Given entries
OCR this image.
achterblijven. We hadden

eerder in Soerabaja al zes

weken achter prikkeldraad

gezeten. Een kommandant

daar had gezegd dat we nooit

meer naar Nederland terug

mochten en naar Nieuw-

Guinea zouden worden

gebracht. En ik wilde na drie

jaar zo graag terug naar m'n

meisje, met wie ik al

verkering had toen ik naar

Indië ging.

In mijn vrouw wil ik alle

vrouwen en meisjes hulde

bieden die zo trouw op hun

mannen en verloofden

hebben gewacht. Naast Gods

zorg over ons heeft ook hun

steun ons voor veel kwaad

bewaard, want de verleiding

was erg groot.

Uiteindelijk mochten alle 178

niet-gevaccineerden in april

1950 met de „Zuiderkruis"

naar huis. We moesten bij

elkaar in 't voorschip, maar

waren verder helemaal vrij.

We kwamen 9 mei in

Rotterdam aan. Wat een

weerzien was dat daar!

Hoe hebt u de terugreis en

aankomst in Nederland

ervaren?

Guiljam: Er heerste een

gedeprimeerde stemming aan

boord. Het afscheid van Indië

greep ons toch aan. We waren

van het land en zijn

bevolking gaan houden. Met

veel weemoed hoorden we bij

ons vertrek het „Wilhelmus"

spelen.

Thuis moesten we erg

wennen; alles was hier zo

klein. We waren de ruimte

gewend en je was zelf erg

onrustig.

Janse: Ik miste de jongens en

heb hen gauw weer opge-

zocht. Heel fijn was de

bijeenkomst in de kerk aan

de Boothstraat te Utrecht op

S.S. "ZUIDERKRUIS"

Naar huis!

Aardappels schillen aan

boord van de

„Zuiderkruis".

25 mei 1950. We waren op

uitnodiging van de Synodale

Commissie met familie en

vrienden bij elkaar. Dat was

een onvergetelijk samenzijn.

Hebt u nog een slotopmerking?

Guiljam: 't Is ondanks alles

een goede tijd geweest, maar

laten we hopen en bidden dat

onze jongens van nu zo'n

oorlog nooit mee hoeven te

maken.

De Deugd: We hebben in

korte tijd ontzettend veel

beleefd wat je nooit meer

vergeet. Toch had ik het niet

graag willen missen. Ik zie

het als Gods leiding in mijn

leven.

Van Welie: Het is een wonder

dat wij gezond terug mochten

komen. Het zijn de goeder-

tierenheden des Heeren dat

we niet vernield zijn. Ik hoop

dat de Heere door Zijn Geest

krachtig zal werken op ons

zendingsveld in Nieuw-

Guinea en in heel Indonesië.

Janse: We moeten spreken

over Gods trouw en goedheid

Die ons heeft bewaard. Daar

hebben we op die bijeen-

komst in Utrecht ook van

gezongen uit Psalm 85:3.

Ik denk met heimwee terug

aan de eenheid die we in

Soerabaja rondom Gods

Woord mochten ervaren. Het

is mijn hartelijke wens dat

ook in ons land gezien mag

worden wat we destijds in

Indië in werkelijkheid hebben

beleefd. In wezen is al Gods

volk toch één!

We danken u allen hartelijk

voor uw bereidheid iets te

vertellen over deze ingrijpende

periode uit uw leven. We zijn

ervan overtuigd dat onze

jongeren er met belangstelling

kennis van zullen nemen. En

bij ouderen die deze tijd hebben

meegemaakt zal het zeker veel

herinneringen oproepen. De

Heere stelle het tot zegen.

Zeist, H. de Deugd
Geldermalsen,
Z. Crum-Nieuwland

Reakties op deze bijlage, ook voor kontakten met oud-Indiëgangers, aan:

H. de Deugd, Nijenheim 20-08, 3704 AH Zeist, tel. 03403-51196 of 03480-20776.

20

What you need to do
Each entry above is to be set down again in exactly the same words.

Final answer
OCR this image.
achterblijven. We hadden

eerder in Soerabaja al zes

weken achter prikkeldraad

gezeten. Een kommandant

daar had gezegd dat we nooit

meer naar Nederland terug

mochten en naar Nieuw-

Guinea zouden worden

gebracht. En ik wilde na drie

jaar zo graag terug naar m'n

meisje, met wie ik al

verkering had toen ik naar

Indië ging.

In mijn vrouw wil ik alle

vrouwen en meisjes hulde

bieden die zo trouw op hun

mannen en verloofden

hebben gewacht. Naast Gods

zorg over ons heeft ook hun

steun ons voor veel kwaad

bewaard, want de verleiding

was erg groot.

Uiteindelijk mochten alle 178

niet-gevaccineerden in april

1950 met de „Zuiderkruis"

naar huis. We moesten bij

elkaar in 't voorschip, maar

waren verder helemaal vrij.

We kwamen 9 mei in

Rotterdam aan. Wat een

weerzien was dat daar!

Hoe hebt u de terugreis en

aankomst in Nederland

ervaren?

Guiljam: Er heerste een

gedeprimeerde stemming aan

boord. Het afscheid van Indië

greep ons toch aan. We waren

van het land en zijn

bevolking gaan houden. Met

veel weemoed hoorden we bij

ons vertrek het „Wilhelmus"

spelen.

Thuis moesten we erg

wennen; alles was hier zo

klein. We waren de ruimte

gewend en je was zelf erg

onrustig.

Janse: Ik miste de jongens en

heb hen gauw weer opge-

zocht. Heel fijn was de

bijeenkomst in de kerk aan

de Boothstraat te Utrecht op

S.S. "ZUIDERKRUIS"

Naar huis!

Aardappels schillen aan

boord van de

„Zuiderkruis".

25 mei 1950. We waren op

uitnodiging van de Synodale

Commissie met familie en

vrienden bij elkaar. Dat was

een onvergetelijk samenzijn.

Hebt u nog een slotopmerking?

Guiljam: 't Is ondanks alles

een goede tijd geweest, maar

laten we hopen en bidden dat

onze jongens van nu zo'n

oorlog nooit mee hoeven te

maken.

De Deugd: We hebben in

korte tijd ontzettend veel

beleefd wat je nooit meer

vergeet. Toch had ik het niet

graag willen missen. Ik zie

het als Gods leiding in mijn

leven.

Van Welie: Het is een wonder

dat wij gezond terug mochten

komen. Het zijn de goeder-

tierenheden des Heeren dat

we niet vernield zijn. Ik hoop

dat de Heere door Zijn Geest

krachtig zal werken op ons

zendingsveld in Nieuw-

Guinea en in heel Indonesië.

Janse: We moeten spreken

over Gods trouw en goedheid

Die ons heeft bewaard. Daar

hebben we op die bijeen-

komst in Utrecht ook van

gezongen uit Psalm 85:3.

Ik denk met heimwee terug

aan de eenheid die we in

Soerabaja rondom Gods

Woord mochten ervaren. Het

is mijn hartelijke wens dat

ook in ons land gezien mag

worden wat we destijds in

Indië in werkelijkheid hebben

beleefd. In wezen is al Gods

volk toch één!

We danken u allen hartelijk

voor uw bereidheid iets te

vertellen over deze ingrijpende

periode uit uw leven. We zijn

ervan overtuigd dat onze

jongeren er met belangstelling

kennis van zullen nemen. En

bij ouderen die deze tijd hebben

meegemaakt zal het zeker veel

herinneringen oproepen. De

Heere stelle het tot zegen.

Zeist, H. de Deugd
Geldermalsen,
Z. Crum-Nieuwland

Reakties op deze bijlage, ook voor kontakten met oud-Indiëgangers, aan:

H. de Deugd, Nijenheim 20-08, 3704 AH Zeist, tel. 03403-51196 of 03480-20776.

20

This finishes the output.